### [Exercise goal]
Write out all lines holding the word "menu".

### [Collection entries]
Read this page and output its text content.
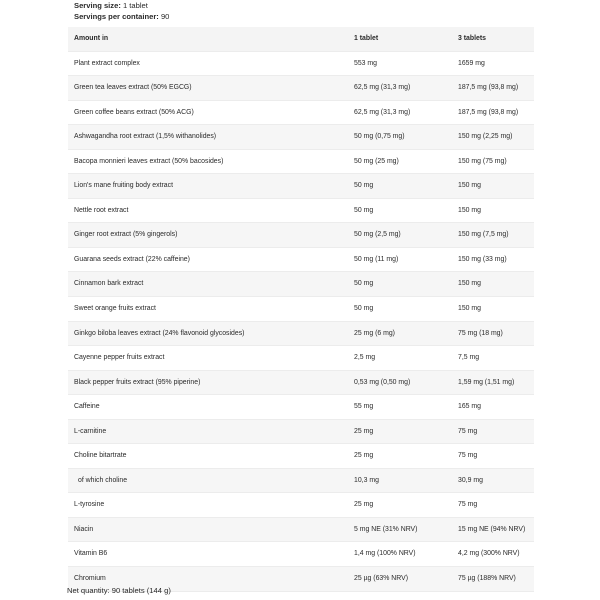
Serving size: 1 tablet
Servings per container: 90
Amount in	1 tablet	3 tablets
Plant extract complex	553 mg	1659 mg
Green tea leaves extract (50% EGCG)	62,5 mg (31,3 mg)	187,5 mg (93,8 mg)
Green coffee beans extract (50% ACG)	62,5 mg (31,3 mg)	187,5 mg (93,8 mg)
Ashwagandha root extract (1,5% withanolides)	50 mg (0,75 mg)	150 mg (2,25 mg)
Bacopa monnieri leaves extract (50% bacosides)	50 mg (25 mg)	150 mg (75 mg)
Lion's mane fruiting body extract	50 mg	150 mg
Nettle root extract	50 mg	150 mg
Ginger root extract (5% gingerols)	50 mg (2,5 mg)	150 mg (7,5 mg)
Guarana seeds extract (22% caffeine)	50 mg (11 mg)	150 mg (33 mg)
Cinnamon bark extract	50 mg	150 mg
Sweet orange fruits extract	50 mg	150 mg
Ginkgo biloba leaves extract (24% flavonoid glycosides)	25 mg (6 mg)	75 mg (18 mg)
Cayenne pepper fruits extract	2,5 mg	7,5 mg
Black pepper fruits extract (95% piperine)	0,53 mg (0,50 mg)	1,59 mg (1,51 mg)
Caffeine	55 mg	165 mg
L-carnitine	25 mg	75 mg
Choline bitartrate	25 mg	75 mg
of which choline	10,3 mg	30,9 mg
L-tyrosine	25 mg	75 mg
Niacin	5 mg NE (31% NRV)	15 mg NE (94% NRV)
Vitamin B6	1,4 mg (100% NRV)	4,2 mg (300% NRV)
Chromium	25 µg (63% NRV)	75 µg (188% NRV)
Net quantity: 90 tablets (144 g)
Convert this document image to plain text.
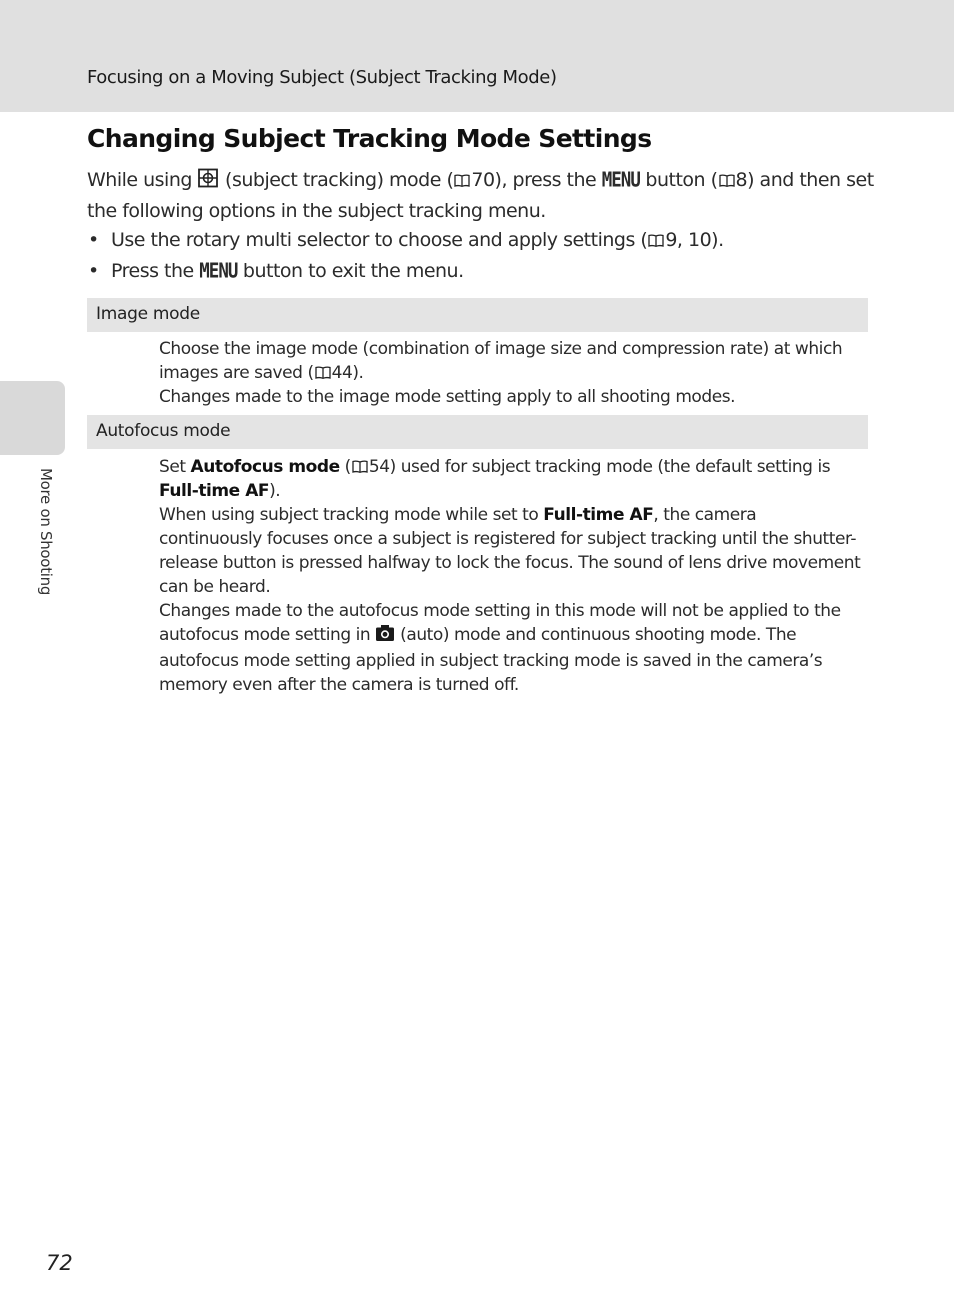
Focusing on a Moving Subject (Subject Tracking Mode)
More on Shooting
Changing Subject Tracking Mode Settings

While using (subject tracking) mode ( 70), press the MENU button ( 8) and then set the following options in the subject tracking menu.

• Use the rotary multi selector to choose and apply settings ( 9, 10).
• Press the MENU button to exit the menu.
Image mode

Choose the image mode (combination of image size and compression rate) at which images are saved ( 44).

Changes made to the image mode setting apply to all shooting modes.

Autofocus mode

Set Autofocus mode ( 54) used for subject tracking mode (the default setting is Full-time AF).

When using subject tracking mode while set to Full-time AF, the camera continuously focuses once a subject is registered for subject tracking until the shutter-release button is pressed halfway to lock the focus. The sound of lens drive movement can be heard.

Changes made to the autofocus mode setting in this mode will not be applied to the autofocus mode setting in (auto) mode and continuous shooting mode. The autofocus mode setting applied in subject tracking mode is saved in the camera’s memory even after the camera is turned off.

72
---
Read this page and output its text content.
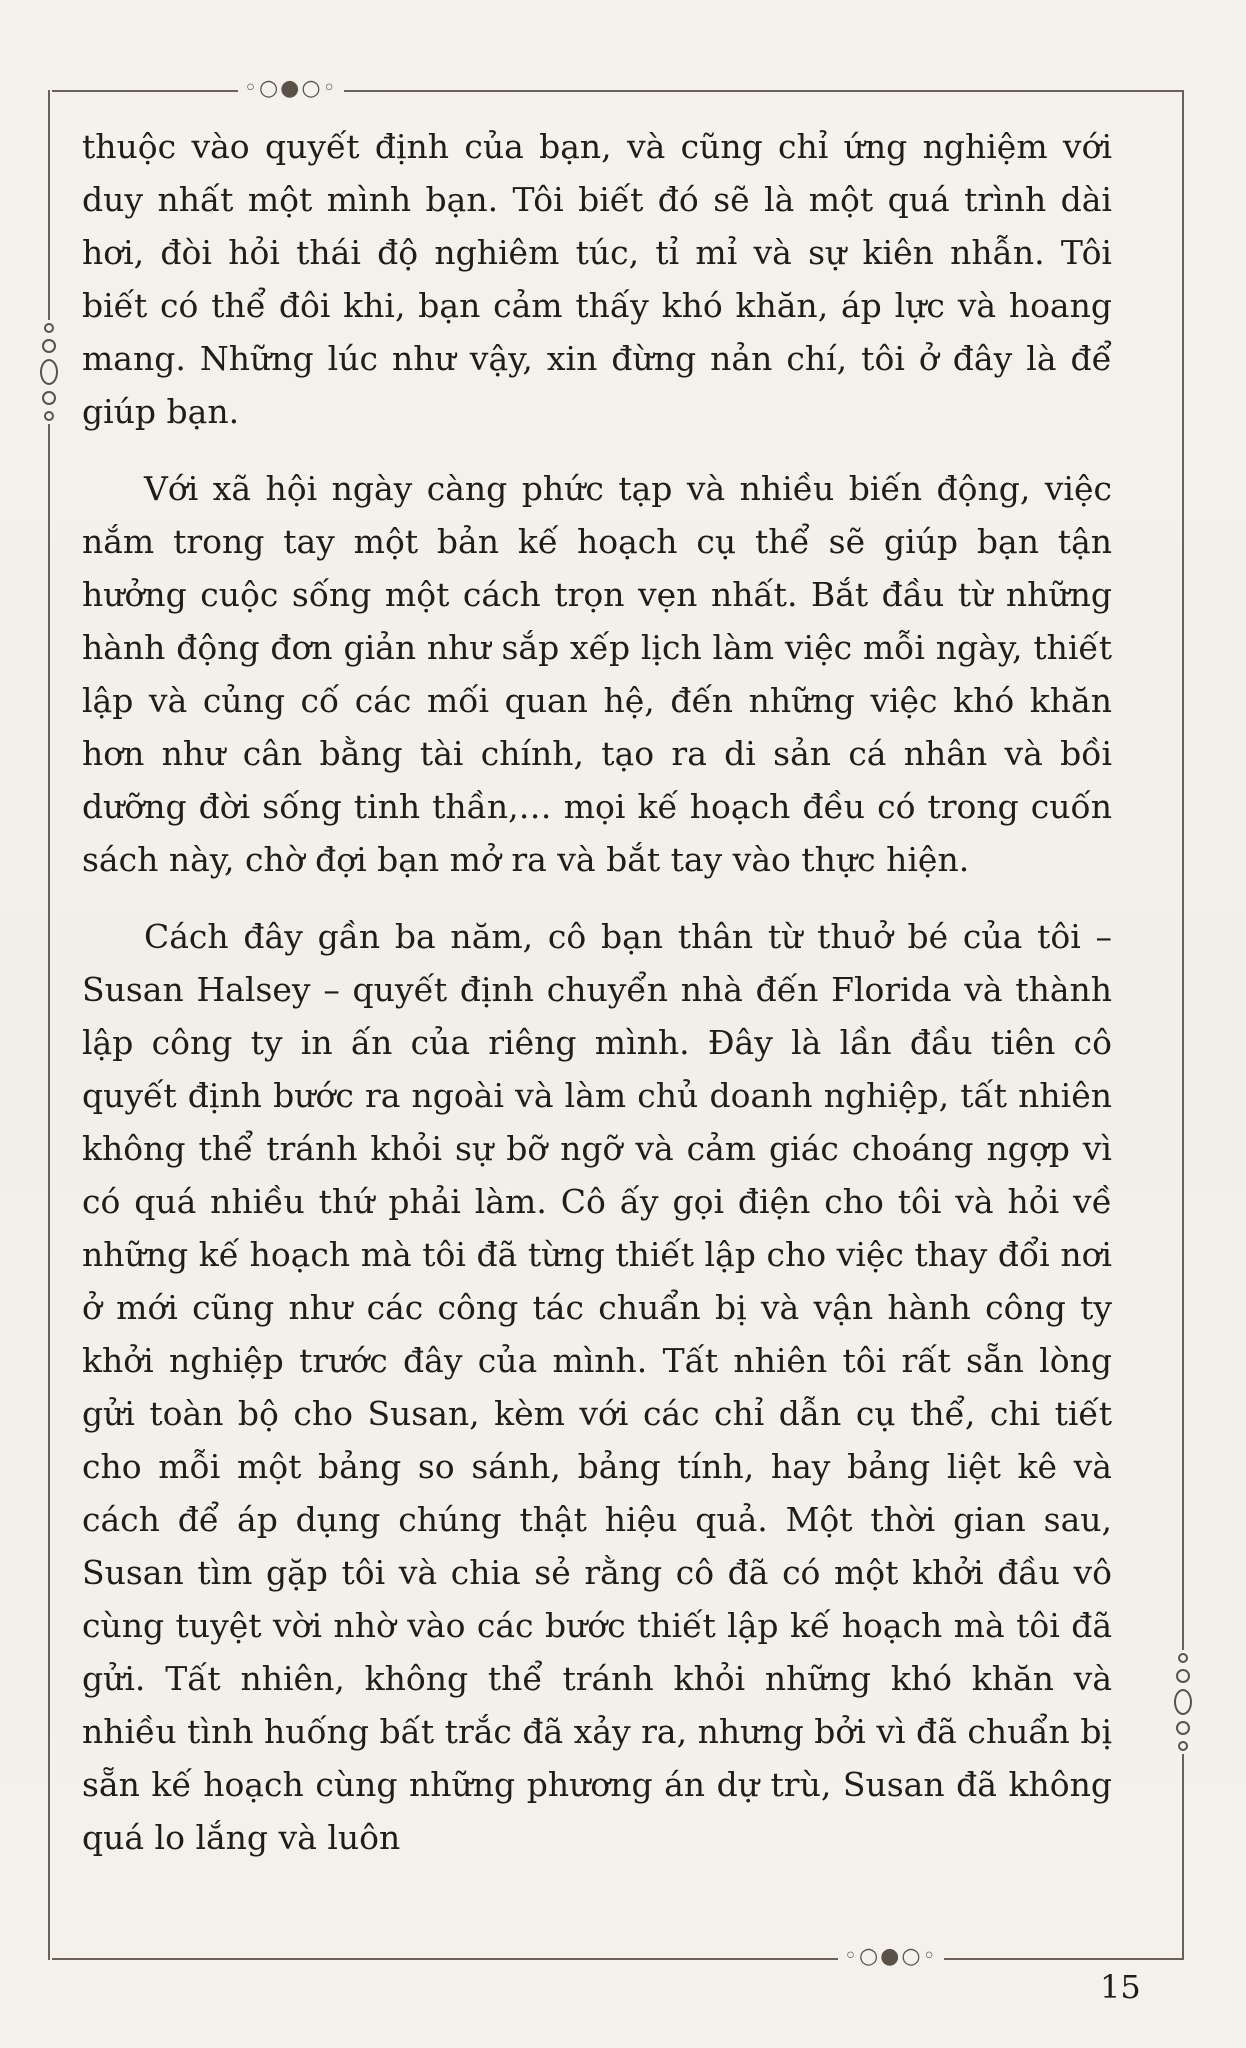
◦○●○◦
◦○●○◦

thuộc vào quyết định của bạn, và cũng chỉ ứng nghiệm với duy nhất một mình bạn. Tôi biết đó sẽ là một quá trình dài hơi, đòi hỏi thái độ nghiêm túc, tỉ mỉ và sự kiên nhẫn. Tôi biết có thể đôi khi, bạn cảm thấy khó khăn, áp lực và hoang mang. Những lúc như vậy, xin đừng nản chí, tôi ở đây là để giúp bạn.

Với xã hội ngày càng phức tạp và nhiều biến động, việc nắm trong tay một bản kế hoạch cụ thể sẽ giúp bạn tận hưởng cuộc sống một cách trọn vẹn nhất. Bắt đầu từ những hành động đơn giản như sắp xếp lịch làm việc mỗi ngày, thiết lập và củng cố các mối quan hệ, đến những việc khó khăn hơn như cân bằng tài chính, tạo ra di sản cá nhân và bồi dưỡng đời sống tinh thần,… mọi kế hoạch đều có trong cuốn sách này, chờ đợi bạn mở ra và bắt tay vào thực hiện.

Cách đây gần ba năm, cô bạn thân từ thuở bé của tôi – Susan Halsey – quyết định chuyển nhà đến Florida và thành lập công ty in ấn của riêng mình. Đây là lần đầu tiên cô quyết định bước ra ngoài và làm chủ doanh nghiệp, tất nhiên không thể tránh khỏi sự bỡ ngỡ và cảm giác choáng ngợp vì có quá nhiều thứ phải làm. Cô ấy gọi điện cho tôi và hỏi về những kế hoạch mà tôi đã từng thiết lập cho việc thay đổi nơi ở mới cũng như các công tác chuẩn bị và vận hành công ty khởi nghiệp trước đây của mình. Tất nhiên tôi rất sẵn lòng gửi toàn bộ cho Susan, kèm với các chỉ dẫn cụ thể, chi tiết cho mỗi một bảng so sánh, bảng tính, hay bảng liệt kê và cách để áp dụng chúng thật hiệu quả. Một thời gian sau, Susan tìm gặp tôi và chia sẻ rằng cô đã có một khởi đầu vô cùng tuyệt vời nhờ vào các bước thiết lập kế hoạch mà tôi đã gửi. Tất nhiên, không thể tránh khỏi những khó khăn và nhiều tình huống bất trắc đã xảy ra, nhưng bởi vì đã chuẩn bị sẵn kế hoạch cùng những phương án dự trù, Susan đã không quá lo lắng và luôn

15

### [Task result]
While using (subject tracking) mode ( 70), press the MENU button ( 8) and then set the following options in the subject tracking menu.
• Press the MENU button to exit the menu.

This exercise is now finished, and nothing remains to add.